WRITTEN REQUEST >> Keep the pictures out of the copy and print all the entries below exactly.

WORKING DATA >>
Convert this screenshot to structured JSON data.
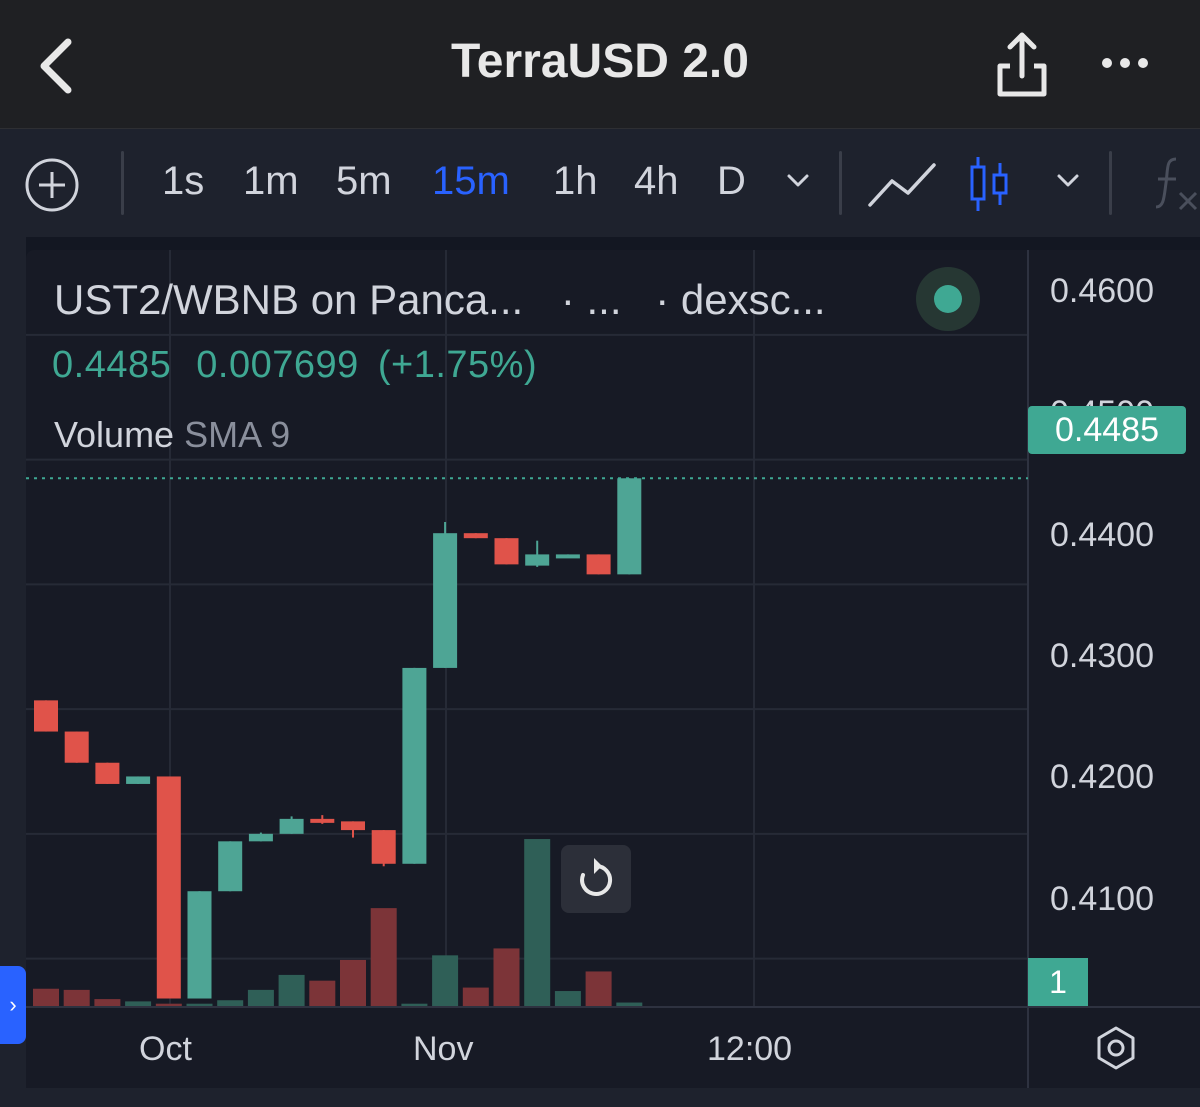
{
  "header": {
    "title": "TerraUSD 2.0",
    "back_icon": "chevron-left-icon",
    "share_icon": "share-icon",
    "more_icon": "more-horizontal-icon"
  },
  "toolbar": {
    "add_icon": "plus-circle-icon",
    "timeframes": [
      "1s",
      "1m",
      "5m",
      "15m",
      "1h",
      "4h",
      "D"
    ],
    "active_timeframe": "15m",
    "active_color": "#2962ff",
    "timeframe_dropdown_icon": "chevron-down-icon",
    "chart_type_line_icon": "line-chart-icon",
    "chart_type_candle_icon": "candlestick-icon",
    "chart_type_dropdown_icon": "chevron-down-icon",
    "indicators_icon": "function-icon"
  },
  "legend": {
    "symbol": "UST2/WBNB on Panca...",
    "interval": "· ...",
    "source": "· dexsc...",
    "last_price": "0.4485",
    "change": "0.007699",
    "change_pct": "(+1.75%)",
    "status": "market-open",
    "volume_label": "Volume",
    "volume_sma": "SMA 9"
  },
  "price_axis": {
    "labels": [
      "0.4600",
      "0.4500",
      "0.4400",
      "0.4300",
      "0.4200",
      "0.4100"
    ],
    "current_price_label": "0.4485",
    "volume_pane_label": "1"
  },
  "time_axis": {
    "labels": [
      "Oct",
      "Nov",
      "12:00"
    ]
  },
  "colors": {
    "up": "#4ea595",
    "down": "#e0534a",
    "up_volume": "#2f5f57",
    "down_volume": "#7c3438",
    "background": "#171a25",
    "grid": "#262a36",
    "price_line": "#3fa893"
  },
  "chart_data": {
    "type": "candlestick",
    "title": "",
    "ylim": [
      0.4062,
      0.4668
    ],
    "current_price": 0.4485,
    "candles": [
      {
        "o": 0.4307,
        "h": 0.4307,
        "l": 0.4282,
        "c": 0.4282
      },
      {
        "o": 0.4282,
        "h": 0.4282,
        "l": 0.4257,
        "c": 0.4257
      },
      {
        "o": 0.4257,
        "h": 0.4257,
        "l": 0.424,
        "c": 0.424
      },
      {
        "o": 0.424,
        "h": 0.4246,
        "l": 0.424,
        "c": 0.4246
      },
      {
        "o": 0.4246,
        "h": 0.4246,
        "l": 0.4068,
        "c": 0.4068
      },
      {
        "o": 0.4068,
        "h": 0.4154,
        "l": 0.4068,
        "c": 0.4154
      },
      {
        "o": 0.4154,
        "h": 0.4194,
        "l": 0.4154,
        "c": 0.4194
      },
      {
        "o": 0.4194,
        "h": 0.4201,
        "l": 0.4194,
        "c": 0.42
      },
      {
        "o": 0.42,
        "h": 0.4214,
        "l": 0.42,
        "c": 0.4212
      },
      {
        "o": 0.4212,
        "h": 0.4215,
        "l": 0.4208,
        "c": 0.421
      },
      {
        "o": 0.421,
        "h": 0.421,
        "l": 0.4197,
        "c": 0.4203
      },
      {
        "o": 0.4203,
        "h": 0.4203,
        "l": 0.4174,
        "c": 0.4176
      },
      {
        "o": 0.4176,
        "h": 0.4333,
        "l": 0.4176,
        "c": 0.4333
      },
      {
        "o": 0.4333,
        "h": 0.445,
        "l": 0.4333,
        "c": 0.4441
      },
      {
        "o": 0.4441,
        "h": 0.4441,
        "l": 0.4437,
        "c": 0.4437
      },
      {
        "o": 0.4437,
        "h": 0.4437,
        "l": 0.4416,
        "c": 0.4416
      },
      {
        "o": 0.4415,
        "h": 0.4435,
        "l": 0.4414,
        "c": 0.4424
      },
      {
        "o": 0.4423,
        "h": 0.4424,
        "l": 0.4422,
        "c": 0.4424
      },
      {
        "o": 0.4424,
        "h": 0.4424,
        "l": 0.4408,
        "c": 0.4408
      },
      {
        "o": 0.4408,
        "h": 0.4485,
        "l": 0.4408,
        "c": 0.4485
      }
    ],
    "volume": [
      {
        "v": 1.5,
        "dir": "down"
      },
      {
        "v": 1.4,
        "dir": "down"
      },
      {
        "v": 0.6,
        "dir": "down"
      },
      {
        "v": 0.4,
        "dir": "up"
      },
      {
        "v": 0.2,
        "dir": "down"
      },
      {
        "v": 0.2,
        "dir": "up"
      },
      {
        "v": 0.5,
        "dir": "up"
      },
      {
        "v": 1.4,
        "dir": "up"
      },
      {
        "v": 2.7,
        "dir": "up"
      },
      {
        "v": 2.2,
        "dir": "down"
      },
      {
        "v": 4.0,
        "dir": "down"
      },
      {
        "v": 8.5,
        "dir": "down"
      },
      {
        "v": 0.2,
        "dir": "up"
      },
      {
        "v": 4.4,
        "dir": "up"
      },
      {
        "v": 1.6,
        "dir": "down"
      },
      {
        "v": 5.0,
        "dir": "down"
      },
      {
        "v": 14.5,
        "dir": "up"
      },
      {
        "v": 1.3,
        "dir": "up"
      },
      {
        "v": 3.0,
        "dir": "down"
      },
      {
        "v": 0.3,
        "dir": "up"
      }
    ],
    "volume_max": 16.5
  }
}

RESPONSE TO THE EXERCISE >>
Convert this screenshot to structured JSON data.
{
  "header": {
    "title": "TerraUSD 2.0",
    "back_icon": "chevron-left-icon",
    "share_icon": "share-icon",
    "more_icon": "more-horizontal-icon"
  },
  "toolbar": {
    "add_icon": "plus-circle-icon",
    "timeframes": [
      "1s",
      "1m",
      "5m",
      "15m",
      "1h",
      "4h",
      "D"
    ],
    "active_timeframe": "15m",
    "active_color": "#2962ff",
    "timeframe_dropdown_icon": "chevron-down-icon",
    "chart_type_line_icon": "line-chart-icon",
    "chart_type_candle_icon": "candlestick-icon",
    "chart_type_dropdown_icon": "chevron-down-icon",
    "indicators_icon": "function-icon"
  },
  "legend": {
    "symbol": "UST2/WBNB on Panca...",
    "interval": "· ...",
    "source": "· dexsc...",
    "last_price": "0.4485",
    "change": "0.007699",
    "change_pct": "(+1.75%)",
    "status": "market-open",
    "volume_label": "Volume",
    "volume_sma": "SMA 9"
  },
  "price_axis": {
    "labels": [
      "0.4600",
      "0.4500",
      "0.4400",
      "0.4300",
      "0.4200",
      "0.4100"
    ],
    "current_price_label": "0.4485",
    "volume_pane_label": "1"
  },
  "time_axis": {
    "labels": [
      "Oct",
      "Nov",
      "12:00"
    ]
  },
  "colors": {
    "up": "#4ea595",
    "down": "#e0534a",
    "up_volume": "#2f5f57",
    "down_volume": "#7c3438",
    "background": "#171a25",
    "grid": "#262a36",
    "price_line": "#3fa893"
  },
  "chart_data": {
    "type": "candlestick",
    "title": "",
    "ylim": [
      0.4062,
      0.4668
    ],
    "current_price": 0.4485,
    "candles": [
      {
        "o": 0.4307,
        "h": 0.4307,
        "l": 0.4282,
        "c": 0.4282
      },
      {
        "o": 0.4282,
        "h": 0.4282,
        "l": 0.4257,
        "c": 0.4257
      },
      {
        "o": 0.4257,
        "h": 0.4257,
        "l": 0.424,
        "c": 0.424
      },
      {
        "o": 0.424,
        "h": 0.4246,
        "l": 0.424,
        "c": 0.4246
      },
      {
        "o": 0.4246,
        "h": 0.4246,
        "l": 0.4068,
        "c": 0.4068
      },
      {
        "o": 0.4068,
        "h": 0.4154,
        "l": 0.4068,
        "c": 0.4154
      },
      {
        "o": 0.4154,
        "h": 0.4194,
        "l": 0.4154,
        "c": 0.4194
      },
      {
        "o": 0.4194,
        "h": 0.4201,
        "l": 0.4194,
        "c": 0.42
      },
      {
        "o": 0.42,
        "h": 0.4214,
        "l": 0.42,
        "c": 0.4212
      },
      {
        "o": 0.4212,
        "h": 0.4215,
        "l": 0.4208,
        "c": 0.421
      },
      {
        "o": 0.421,
        "h": 0.421,
        "l": 0.4197,
        "c": 0.4203
      },
      {
        "o": 0.4203,
        "h": 0.4203,
        "l": 0.4174,
        "c": 0.4176
      },
      {
        "o": 0.4176,
        "h": 0.4333,
        "l": 0.4176,
        "c": 0.4333
      },
      {
        "o": 0.4333,
        "h": 0.445,
        "l": 0.4333,
        "c": 0.4441
      },
      {
        "o": 0.4441,
        "h": 0.4441,
        "l": 0.4437,
        "c": 0.4437
      },
      {
        "o": 0.4437,
        "h": 0.4437,
        "l": 0.4416,
        "c": 0.4416
      },
      {
        "o": 0.4415,
        "h": 0.4435,
        "l": 0.4414,
        "c": 0.4424
      },
      {
        "o": 0.4423,
        "h": 0.4424,
        "l": 0.4422,
        "c": 0.4424
      },
      {
        "o": 0.4424,
        "h": 0.4424,
        "l": 0.4408,
        "c": 0.4408
      },
      {
        "o": 0.4408,
        "h": 0.4485,
        "l": 0.4408,
        "c": 0.4485
      }
    ],
    "volume": [
      {
        "v": 1.5,
        "dir": "down"
      },
      {
        "v": 1.4,
        "dir": "down"
      },
      {
        "v": 0.6,
        "dir": "down"
      },
      {
        "v": 0.4,
        "dir": "up"
      },
      {
        "v": 0.2,
        "dir": "down"
      },
      {
        "v": 0.2,
        "dir": "up"
      },
      {
        "v": 0.5,
        "dir": "up"
      },
      {
        "v": 1.4,
        "dir": "up"
      },
      {
        "v": 2.7,
        "dir": "up"
      },
      {
        "v": 2.2,
        "dir": "down"
      },
      {
        "v": 4.0,
        "dir": "down"
      },
      {
        "v": 8.5,
        "dir": "down"
      },
      {
        "v": 0.2,
        "dir": "up"
      },
      {
        "v": 4.4,
        "dir": "up"
      },
      {
        "v": 1.6,
        "dir": "down"
      },
      {
        "v": 5.0,
        "dir": "down"
      },
      {
        "v": 14.5,
        "dir": "up"
      },
      {
        "v": 1.3,
        "dir": "up"
      },
      {
        "v": 3.0,
        "dir": "down"
      },
      {
        "v": 0.3,
        "dir": "up"
      }
    ],
    "volume_max": 16.5
  }
}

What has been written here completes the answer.